Exercise:
Among the entries, which lines carry the string "tout"? Copy each of them.

-- BEGIN Task input --

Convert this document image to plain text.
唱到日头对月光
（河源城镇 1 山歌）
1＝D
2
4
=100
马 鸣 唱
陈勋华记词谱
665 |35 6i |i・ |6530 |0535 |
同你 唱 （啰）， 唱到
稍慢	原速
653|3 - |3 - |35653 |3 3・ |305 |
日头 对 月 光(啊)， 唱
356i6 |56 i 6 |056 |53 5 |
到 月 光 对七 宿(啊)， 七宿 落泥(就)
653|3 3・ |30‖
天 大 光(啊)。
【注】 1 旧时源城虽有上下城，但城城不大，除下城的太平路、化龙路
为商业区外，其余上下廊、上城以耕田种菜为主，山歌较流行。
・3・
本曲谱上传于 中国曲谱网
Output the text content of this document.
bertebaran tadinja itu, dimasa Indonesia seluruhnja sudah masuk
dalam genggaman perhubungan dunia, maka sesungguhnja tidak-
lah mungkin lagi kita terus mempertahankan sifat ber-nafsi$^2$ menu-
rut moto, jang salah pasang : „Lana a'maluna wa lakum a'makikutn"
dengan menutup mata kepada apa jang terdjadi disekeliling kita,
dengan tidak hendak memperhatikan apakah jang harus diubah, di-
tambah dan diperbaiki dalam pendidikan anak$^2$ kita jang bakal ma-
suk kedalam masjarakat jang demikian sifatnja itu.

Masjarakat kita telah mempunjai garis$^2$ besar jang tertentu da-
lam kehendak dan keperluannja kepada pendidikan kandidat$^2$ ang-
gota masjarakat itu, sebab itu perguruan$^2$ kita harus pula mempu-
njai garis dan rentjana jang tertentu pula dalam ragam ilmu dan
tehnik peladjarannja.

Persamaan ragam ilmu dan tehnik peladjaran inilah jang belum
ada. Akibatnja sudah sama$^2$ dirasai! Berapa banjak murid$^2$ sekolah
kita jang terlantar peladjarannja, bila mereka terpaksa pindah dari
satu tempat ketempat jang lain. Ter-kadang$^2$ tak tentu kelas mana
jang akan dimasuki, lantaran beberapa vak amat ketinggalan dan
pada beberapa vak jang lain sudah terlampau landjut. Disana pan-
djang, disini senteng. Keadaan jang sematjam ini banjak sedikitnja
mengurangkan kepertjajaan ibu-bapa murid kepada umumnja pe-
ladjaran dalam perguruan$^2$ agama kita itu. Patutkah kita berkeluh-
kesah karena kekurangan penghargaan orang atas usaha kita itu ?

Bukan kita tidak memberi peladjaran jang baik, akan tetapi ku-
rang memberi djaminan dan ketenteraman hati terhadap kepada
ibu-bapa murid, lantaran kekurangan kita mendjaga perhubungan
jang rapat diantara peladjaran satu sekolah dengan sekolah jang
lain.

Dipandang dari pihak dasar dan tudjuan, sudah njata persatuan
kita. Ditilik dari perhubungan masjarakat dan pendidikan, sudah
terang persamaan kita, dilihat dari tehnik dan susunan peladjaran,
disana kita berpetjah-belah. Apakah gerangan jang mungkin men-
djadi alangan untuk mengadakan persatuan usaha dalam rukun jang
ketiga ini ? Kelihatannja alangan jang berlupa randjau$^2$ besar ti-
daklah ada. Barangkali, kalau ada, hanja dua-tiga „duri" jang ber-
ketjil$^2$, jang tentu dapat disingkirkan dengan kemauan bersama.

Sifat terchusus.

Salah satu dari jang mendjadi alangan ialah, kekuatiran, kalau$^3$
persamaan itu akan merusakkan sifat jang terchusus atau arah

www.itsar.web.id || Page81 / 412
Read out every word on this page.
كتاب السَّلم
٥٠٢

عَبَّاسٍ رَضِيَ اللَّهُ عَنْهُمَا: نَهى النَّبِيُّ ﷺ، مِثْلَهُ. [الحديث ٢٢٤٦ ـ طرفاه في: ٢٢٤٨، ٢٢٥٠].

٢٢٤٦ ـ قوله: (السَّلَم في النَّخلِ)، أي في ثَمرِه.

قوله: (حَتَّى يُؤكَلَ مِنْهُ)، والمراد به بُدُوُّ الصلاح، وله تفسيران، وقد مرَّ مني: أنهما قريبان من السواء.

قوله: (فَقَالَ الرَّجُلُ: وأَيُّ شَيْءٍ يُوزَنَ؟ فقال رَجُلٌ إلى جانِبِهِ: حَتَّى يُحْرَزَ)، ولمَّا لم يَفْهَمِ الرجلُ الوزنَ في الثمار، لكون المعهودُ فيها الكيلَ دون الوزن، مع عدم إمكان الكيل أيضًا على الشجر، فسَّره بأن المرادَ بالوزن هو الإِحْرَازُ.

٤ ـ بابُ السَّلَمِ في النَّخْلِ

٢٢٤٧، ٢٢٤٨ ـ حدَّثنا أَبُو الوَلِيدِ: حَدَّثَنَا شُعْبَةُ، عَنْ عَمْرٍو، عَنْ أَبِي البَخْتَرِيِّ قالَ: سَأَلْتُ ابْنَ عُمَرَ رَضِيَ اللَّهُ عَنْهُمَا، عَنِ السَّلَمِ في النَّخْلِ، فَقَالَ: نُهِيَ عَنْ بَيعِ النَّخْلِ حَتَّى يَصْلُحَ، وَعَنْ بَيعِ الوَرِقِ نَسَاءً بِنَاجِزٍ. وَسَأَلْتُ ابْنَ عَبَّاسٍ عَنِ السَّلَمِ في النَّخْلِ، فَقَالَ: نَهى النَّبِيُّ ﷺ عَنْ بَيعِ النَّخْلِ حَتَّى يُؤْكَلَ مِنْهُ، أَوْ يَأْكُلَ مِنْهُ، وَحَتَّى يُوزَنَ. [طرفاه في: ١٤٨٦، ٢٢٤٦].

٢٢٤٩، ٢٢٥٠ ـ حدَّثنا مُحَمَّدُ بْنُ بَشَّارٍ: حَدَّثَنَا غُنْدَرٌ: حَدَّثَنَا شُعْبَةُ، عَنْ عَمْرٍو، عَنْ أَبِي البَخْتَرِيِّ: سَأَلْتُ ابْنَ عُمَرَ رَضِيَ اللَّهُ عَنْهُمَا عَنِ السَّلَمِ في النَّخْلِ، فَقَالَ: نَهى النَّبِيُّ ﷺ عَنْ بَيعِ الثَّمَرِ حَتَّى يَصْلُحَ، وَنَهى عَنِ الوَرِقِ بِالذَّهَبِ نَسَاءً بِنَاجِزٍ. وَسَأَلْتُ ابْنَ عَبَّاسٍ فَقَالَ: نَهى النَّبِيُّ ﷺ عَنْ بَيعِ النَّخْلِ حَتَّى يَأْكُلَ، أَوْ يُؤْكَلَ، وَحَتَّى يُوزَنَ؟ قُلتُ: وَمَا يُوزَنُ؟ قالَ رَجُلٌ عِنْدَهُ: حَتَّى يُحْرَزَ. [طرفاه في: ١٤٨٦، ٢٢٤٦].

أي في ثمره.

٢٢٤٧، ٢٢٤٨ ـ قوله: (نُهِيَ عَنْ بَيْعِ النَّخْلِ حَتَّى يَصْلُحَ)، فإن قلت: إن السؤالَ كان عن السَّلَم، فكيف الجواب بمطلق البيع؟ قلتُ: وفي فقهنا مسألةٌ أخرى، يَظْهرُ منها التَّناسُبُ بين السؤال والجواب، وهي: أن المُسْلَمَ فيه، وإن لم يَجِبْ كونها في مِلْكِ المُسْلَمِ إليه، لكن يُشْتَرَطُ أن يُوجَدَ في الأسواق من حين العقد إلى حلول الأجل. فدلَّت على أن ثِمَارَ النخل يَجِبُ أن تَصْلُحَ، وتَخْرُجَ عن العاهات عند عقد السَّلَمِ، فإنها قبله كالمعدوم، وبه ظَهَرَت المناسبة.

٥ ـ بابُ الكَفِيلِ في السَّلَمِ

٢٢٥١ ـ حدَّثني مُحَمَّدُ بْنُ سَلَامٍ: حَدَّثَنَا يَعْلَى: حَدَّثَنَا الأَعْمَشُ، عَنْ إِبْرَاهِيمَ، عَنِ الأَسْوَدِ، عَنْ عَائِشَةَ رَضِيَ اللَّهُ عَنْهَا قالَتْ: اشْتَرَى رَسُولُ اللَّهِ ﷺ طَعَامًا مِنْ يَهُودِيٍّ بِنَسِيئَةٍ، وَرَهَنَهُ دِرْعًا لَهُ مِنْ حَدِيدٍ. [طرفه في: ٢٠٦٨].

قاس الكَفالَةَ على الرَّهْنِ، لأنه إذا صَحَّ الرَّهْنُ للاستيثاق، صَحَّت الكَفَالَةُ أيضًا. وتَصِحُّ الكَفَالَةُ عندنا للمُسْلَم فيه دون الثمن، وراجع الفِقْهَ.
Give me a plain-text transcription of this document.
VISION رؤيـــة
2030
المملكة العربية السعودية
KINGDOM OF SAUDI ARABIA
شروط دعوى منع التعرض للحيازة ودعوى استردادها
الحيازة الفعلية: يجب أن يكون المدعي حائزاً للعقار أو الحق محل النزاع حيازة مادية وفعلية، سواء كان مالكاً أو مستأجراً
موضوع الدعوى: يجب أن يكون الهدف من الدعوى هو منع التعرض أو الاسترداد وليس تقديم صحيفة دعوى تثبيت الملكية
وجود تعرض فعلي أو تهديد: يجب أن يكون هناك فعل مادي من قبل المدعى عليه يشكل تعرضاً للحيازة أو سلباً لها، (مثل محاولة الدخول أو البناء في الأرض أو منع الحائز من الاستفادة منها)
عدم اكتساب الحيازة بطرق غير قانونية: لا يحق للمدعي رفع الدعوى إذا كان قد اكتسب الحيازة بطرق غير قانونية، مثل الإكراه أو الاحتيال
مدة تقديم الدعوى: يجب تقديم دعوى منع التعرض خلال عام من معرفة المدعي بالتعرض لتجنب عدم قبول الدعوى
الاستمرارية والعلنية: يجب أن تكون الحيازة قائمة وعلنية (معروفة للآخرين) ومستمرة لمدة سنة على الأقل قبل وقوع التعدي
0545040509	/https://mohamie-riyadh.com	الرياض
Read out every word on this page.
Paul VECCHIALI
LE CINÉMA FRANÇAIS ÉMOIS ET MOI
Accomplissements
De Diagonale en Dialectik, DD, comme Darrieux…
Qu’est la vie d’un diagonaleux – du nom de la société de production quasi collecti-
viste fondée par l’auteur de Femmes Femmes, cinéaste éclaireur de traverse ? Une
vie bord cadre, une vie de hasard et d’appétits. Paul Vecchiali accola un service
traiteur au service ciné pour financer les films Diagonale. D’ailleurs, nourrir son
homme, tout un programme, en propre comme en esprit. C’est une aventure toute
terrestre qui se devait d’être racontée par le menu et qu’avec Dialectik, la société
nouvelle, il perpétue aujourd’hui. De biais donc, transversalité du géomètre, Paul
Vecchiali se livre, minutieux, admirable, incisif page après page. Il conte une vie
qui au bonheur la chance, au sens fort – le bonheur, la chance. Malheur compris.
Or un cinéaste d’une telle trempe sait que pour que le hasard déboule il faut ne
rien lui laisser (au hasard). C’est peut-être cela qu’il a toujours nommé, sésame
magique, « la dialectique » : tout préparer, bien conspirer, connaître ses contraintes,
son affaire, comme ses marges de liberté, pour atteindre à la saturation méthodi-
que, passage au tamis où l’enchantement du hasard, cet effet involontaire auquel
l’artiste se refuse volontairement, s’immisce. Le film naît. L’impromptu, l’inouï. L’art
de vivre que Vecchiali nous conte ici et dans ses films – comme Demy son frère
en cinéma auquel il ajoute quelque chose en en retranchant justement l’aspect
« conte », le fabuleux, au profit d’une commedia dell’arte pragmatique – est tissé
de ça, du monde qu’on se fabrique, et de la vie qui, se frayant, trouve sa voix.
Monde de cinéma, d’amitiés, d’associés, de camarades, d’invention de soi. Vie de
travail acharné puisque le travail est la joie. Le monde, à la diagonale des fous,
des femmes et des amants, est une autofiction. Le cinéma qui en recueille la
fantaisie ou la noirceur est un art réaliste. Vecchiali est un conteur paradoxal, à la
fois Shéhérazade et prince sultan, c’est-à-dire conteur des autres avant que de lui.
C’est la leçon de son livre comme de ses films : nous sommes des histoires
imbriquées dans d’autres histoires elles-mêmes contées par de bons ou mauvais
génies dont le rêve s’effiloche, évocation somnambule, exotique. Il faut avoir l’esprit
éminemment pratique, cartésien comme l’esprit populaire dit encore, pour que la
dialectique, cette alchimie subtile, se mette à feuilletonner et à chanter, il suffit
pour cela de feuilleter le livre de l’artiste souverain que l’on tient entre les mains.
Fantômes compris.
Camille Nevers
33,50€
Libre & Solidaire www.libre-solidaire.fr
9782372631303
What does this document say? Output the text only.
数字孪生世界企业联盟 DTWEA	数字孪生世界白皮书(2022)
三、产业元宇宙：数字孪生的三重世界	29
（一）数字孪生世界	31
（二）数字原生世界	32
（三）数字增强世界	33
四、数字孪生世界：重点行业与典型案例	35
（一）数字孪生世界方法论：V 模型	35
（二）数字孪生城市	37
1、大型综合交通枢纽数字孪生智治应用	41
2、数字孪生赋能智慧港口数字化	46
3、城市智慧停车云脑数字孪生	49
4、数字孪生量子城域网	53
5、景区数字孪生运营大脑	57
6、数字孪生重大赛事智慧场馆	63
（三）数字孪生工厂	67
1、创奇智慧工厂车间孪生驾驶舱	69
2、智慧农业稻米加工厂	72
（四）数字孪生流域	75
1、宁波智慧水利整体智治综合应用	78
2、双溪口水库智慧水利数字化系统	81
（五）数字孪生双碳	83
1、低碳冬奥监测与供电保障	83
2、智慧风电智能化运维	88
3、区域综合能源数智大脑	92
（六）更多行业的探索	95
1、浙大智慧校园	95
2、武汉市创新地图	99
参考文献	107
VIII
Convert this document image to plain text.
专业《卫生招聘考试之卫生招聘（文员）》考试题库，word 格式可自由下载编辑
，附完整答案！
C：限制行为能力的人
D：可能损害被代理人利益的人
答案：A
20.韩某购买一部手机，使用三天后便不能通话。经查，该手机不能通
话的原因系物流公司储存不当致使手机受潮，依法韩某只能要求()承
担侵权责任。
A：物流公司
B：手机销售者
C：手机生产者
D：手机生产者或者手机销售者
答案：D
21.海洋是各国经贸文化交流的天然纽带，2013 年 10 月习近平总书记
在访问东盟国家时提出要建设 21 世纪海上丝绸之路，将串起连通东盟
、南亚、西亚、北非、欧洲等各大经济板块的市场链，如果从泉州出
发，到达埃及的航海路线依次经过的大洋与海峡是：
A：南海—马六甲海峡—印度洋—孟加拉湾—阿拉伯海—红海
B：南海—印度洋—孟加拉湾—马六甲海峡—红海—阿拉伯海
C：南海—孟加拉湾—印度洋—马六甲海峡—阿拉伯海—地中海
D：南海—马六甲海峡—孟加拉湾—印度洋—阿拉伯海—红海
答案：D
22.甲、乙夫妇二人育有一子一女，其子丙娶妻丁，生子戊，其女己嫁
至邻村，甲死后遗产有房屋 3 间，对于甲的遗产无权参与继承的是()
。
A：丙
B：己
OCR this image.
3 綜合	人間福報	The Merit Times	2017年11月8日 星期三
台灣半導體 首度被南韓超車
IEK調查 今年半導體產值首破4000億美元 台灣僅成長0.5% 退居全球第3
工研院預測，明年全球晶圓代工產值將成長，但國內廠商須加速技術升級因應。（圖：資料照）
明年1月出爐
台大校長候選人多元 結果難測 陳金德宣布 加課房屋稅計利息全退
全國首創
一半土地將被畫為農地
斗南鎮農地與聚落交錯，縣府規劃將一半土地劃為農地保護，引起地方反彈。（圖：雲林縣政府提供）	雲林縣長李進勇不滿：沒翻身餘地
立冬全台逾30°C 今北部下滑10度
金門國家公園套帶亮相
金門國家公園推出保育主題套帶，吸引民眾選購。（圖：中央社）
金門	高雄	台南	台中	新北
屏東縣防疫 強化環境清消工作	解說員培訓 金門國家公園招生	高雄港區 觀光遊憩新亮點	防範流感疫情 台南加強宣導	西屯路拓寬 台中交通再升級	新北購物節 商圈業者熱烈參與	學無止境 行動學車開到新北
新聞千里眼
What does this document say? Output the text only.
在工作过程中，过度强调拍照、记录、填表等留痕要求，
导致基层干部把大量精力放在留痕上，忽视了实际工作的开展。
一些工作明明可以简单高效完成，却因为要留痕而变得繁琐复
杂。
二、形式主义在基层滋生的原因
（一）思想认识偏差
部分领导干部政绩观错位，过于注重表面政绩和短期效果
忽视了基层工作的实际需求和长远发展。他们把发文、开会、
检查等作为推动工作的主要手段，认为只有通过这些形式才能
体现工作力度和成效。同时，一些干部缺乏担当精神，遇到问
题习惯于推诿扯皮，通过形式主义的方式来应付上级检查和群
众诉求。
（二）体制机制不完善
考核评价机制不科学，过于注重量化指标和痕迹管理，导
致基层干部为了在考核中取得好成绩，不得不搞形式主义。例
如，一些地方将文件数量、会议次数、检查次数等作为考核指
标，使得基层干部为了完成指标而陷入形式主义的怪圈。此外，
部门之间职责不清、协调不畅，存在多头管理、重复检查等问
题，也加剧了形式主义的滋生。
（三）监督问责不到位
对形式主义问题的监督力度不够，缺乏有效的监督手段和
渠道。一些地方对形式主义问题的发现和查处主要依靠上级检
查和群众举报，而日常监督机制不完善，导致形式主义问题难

-- END Task input --

Correct result:
homme, tout un programme, en propre comme en esprit. C’est une aventure toute
magique, « la dialectique » : tout préparer, bien conspirer, connaître ses contraintes,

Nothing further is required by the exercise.